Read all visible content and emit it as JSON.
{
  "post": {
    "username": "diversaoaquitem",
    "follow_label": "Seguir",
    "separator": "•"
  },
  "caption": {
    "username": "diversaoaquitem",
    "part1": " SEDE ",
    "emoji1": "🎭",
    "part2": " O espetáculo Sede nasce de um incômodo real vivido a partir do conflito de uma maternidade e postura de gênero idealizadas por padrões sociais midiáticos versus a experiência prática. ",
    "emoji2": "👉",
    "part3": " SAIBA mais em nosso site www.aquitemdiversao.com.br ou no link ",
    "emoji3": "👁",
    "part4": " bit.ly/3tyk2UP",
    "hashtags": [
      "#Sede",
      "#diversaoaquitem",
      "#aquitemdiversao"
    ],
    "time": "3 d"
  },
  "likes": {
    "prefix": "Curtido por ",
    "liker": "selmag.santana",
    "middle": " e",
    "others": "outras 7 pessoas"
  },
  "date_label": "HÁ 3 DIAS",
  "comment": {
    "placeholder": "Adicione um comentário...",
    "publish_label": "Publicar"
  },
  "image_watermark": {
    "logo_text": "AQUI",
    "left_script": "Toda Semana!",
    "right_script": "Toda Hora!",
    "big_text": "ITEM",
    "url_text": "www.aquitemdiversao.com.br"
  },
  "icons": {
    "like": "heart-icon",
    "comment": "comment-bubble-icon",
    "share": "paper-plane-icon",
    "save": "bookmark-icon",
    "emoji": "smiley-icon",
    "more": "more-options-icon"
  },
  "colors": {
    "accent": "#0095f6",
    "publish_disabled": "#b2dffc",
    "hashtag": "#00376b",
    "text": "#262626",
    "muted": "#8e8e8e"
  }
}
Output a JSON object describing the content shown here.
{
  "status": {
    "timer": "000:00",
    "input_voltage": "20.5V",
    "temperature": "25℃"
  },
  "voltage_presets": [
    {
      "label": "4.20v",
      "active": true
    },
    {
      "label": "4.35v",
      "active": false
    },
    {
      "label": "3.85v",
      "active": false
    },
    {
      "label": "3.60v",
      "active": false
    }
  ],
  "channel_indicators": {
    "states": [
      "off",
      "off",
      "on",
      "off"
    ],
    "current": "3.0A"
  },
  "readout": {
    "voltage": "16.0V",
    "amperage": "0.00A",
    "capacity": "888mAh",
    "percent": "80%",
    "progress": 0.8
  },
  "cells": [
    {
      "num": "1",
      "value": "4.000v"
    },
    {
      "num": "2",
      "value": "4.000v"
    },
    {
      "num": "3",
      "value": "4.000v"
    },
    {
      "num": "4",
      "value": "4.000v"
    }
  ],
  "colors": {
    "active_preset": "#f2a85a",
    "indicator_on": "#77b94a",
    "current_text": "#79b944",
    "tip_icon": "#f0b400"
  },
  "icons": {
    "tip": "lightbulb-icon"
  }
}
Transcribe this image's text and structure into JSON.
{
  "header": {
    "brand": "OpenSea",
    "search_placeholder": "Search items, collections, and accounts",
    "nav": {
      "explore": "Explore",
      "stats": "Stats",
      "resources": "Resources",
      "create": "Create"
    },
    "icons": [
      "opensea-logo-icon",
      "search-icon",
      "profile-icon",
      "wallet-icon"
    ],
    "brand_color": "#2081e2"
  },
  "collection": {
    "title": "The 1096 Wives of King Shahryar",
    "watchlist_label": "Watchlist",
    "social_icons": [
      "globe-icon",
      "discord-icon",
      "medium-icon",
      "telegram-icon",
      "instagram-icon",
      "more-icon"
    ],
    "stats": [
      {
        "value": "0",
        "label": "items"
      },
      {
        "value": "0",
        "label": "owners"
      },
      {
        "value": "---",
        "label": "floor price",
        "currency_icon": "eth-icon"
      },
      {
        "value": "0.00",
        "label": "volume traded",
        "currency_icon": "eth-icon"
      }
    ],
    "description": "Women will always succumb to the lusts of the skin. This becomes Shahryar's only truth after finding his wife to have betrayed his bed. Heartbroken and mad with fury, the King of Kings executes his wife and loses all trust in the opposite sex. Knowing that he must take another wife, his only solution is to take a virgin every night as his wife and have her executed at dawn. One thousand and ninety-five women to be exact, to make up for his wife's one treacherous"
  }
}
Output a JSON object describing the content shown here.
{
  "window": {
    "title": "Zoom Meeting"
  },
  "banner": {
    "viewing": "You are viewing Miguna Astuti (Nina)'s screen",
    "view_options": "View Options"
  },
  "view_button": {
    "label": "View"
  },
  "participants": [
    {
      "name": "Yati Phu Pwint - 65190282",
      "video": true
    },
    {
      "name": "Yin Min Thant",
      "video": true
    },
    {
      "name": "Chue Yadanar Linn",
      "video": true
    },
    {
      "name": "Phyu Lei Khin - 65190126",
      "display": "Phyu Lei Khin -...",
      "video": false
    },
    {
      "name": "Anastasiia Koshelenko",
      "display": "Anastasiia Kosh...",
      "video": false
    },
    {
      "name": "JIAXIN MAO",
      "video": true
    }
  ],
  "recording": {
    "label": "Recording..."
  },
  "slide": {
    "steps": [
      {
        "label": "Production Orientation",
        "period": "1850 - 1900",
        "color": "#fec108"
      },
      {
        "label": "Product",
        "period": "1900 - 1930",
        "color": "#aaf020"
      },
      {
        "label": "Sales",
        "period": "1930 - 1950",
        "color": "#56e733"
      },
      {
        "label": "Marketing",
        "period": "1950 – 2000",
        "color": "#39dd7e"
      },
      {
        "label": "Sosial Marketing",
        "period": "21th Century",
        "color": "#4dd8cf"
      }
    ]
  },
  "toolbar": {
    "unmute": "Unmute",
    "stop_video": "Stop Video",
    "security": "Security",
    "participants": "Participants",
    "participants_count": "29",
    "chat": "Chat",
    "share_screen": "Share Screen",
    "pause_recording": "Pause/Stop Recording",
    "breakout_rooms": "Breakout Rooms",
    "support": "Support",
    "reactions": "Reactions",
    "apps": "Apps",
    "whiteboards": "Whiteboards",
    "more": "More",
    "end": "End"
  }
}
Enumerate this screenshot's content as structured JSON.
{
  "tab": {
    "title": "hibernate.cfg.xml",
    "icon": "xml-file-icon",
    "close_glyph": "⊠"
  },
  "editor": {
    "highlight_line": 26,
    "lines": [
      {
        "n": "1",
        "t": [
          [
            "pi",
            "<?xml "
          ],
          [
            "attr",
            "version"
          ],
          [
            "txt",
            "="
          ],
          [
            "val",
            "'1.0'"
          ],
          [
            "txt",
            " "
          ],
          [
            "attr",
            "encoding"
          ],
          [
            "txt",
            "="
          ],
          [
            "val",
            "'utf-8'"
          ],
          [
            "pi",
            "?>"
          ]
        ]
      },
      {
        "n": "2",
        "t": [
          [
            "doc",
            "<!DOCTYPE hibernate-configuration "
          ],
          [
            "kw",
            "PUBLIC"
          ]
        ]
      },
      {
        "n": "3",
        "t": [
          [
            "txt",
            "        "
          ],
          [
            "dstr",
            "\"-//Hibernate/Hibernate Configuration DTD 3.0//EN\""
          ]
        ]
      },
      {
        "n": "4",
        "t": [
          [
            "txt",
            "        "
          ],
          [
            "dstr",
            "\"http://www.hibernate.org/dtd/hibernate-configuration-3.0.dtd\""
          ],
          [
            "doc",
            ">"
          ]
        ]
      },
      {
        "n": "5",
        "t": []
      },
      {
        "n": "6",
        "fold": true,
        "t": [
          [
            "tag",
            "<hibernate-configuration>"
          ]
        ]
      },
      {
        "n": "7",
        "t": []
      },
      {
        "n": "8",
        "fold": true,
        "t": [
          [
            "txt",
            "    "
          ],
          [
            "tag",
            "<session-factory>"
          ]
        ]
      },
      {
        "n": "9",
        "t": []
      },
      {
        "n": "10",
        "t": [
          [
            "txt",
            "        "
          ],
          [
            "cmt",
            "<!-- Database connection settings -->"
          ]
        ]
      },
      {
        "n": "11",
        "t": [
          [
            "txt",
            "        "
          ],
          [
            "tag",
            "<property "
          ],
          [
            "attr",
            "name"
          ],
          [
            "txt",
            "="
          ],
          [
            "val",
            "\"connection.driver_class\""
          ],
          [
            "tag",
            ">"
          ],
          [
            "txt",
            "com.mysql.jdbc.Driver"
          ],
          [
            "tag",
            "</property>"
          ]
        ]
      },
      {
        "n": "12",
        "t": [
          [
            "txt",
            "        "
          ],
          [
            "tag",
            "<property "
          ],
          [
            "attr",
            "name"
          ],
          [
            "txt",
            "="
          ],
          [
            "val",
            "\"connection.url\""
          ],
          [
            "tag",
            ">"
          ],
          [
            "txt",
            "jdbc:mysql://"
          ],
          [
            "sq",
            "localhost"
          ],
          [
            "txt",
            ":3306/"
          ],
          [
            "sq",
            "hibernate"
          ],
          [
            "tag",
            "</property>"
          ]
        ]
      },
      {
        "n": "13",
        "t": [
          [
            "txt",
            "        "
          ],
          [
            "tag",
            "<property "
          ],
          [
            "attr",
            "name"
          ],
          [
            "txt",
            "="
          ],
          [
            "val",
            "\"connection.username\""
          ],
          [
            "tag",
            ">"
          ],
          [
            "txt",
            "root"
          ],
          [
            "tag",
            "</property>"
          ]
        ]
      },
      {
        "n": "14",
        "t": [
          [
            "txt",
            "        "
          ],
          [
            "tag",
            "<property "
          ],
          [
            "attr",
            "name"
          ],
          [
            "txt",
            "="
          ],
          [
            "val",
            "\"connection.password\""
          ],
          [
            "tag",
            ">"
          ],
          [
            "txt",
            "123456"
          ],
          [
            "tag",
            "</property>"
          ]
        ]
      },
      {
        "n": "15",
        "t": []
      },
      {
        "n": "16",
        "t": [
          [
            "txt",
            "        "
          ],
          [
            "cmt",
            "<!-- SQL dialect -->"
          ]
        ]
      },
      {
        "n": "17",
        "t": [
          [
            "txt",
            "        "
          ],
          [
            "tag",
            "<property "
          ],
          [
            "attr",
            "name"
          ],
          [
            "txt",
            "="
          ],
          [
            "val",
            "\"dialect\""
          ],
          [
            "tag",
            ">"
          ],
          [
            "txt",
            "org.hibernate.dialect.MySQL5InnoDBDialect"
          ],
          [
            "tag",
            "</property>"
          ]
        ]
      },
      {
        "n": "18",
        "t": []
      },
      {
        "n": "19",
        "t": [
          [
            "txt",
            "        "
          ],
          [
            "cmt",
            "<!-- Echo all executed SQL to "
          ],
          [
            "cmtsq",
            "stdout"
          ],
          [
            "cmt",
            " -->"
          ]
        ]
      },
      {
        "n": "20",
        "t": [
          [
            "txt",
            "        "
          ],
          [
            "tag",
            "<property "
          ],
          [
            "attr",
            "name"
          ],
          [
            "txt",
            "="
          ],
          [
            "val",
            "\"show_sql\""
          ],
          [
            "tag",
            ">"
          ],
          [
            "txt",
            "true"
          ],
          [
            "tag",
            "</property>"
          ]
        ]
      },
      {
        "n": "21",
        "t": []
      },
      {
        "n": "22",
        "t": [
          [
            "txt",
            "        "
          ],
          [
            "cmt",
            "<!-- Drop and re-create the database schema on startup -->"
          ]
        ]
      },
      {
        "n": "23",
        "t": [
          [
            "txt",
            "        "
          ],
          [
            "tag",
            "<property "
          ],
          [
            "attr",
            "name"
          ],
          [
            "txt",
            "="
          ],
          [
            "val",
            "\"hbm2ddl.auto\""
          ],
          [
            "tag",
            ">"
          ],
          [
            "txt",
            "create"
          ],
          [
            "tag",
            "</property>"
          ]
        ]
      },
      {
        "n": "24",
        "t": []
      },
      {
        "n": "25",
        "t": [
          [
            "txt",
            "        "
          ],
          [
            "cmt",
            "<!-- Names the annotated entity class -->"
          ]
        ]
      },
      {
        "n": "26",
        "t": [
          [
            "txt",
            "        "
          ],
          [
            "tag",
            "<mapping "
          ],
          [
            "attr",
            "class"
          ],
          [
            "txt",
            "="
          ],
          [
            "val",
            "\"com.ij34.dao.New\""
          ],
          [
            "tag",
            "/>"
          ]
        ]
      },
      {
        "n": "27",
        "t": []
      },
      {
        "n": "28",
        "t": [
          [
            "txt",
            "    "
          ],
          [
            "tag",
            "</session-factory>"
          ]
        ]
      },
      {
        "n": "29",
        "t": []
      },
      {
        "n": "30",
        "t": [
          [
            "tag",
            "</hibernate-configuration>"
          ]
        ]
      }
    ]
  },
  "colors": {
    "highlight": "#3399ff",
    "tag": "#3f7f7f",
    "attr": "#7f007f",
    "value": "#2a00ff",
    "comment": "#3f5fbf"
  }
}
________________
__Instruction__:
From the data, collect all lines where the string "display" appears.

__Right answer__:
      "display": "Phyu Lei Khin -...",
      "display": "Anastasiia Kosh...",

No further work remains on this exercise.